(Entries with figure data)
○ ○ ○ ○ ○ ○ ○

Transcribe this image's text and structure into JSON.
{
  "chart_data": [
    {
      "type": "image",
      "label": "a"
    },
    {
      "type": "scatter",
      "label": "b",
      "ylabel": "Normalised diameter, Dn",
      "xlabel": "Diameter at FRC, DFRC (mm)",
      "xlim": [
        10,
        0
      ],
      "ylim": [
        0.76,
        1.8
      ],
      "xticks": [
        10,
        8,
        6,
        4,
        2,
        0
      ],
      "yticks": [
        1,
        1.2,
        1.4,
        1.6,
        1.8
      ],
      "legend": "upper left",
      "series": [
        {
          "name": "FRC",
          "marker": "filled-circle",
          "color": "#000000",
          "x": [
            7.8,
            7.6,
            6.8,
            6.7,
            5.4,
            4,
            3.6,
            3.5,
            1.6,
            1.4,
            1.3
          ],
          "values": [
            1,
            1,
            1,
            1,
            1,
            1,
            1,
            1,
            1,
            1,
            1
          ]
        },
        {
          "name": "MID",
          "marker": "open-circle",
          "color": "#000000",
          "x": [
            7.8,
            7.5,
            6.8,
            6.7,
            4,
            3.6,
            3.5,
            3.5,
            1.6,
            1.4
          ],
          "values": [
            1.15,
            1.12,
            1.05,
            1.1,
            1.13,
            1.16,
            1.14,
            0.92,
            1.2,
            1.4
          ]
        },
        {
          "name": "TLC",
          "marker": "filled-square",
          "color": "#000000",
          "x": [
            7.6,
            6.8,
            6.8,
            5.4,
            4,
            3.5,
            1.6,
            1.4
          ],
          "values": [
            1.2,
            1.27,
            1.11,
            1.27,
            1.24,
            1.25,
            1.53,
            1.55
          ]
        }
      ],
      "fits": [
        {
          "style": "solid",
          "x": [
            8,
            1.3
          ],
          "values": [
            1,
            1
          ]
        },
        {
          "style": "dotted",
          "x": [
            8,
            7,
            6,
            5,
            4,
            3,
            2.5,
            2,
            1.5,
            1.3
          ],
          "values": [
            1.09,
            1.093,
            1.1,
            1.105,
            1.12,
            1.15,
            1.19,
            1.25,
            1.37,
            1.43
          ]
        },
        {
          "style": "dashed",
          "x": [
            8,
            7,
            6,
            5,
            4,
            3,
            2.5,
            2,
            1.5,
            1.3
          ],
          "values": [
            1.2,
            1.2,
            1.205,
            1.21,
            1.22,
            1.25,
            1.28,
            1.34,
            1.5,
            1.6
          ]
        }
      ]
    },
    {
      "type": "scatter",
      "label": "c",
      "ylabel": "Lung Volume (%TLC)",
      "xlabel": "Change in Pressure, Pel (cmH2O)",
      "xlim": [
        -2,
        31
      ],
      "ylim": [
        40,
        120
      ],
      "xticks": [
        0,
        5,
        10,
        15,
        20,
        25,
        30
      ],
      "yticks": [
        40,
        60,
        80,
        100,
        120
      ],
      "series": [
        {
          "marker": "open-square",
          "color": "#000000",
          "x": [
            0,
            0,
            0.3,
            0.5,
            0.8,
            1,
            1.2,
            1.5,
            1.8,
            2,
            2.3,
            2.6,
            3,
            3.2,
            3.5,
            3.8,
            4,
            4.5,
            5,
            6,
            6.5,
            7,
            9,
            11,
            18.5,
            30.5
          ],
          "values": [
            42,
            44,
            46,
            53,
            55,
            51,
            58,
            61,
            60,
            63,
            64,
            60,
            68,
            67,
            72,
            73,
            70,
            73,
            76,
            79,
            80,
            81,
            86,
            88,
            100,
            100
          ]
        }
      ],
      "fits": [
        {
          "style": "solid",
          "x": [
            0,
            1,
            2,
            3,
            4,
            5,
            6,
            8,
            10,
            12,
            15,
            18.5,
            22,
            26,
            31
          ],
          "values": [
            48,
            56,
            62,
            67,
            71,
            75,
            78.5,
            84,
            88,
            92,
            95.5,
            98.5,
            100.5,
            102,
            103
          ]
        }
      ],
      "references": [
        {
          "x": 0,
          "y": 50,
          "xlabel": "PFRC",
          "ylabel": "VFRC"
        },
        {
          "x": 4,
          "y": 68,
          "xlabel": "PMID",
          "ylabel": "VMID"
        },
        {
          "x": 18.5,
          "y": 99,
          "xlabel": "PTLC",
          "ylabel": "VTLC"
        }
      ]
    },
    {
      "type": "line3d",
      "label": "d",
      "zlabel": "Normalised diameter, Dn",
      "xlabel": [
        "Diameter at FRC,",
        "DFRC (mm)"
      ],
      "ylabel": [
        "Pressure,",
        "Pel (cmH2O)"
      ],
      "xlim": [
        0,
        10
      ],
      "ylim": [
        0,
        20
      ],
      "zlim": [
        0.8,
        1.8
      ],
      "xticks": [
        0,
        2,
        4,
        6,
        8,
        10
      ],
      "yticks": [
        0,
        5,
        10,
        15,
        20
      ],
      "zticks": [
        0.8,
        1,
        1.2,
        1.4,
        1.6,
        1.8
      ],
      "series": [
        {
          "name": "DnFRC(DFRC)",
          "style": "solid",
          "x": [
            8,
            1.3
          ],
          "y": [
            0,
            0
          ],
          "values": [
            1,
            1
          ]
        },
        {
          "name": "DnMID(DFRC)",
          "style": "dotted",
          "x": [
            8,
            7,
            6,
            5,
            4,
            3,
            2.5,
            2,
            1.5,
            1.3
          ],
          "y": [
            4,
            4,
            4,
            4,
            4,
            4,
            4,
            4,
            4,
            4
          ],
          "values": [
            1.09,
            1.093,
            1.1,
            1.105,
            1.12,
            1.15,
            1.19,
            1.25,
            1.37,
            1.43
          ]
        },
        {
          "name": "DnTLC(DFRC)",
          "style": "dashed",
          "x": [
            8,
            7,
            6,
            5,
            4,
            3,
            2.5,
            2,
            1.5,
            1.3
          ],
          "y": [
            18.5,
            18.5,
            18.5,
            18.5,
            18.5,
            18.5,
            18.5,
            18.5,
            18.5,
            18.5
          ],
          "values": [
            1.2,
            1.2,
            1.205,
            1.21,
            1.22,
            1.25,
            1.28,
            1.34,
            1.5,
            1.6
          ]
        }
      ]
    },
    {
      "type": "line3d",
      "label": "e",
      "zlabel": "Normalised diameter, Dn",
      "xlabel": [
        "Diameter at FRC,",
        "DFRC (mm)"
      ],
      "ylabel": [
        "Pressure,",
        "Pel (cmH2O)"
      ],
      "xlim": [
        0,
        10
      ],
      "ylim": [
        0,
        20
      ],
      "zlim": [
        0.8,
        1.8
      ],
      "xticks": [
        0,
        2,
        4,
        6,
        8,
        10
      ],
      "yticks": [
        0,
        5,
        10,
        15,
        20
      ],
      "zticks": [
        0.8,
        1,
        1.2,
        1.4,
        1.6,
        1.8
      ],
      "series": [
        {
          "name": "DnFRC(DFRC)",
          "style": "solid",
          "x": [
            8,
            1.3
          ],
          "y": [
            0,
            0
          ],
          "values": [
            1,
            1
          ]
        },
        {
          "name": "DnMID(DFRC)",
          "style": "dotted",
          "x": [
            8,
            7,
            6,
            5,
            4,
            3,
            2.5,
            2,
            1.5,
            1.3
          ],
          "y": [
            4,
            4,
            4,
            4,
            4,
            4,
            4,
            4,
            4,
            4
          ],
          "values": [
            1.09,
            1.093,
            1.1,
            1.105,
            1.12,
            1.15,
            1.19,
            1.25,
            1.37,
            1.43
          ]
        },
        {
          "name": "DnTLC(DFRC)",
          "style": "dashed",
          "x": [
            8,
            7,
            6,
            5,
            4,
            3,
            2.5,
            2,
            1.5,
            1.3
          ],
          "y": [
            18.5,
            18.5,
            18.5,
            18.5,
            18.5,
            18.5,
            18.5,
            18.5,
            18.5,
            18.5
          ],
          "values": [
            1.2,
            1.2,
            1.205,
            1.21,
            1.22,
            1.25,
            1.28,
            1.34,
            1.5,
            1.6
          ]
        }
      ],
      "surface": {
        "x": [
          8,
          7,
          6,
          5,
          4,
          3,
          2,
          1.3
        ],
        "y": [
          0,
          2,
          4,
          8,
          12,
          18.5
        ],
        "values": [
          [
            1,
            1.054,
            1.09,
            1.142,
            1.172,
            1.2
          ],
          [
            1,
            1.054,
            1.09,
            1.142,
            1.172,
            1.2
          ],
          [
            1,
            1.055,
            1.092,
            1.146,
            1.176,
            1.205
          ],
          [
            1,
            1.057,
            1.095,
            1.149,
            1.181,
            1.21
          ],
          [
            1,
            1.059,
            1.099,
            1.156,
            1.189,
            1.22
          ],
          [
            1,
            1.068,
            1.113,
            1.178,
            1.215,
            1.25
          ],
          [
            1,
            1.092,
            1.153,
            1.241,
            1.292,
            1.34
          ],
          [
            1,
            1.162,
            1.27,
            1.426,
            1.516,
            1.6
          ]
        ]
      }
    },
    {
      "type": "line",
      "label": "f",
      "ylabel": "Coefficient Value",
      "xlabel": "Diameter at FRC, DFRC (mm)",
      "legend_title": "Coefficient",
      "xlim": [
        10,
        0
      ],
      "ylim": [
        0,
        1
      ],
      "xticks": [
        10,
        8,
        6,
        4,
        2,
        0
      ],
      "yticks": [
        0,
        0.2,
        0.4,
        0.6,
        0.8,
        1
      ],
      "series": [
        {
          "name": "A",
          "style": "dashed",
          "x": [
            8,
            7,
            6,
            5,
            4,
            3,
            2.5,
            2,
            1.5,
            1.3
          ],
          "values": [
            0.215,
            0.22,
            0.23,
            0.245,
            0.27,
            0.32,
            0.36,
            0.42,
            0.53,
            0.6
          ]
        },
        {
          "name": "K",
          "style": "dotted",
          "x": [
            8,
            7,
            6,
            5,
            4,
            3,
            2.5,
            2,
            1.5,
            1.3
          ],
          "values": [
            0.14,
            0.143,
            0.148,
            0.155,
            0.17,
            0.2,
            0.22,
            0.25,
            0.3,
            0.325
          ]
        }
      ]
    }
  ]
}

○ ○ ○ ○ ○ ○ ○

→ **Stated task**
From the listing, copy each line containing the word "open".

→ **Answer to this exercise**
          "marker": "open-circle",
          "marker": "open-square",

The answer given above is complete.